Every line below that contains "value" is to be copied.

···

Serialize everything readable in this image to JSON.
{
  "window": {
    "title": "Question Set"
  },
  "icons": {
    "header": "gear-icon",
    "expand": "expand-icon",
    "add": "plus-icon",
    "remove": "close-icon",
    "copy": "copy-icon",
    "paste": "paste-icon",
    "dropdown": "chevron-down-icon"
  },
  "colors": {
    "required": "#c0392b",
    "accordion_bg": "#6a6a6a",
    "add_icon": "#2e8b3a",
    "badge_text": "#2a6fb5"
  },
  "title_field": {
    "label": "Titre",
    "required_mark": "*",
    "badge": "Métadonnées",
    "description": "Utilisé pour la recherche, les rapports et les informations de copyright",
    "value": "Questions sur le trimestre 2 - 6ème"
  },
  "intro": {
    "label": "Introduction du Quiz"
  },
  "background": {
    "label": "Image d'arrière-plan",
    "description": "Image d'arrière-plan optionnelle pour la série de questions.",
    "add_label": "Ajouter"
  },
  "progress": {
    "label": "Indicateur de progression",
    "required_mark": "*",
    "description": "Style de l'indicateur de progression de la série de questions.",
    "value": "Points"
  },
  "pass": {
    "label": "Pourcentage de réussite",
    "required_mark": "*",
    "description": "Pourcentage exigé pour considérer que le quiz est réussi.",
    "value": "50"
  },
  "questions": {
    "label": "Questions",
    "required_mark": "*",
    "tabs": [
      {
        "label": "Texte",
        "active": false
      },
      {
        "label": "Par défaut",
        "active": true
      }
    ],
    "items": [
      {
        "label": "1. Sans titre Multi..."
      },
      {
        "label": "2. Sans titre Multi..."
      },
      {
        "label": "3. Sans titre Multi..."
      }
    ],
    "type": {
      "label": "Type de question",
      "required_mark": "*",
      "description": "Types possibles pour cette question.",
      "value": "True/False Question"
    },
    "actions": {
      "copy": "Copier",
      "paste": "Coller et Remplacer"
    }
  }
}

···

Solution for this problem:
    "value": "Questions sur le trimestre 2 - 6ème"
    "value": "Points"
    "value": "50"
      "value": "True/False Question"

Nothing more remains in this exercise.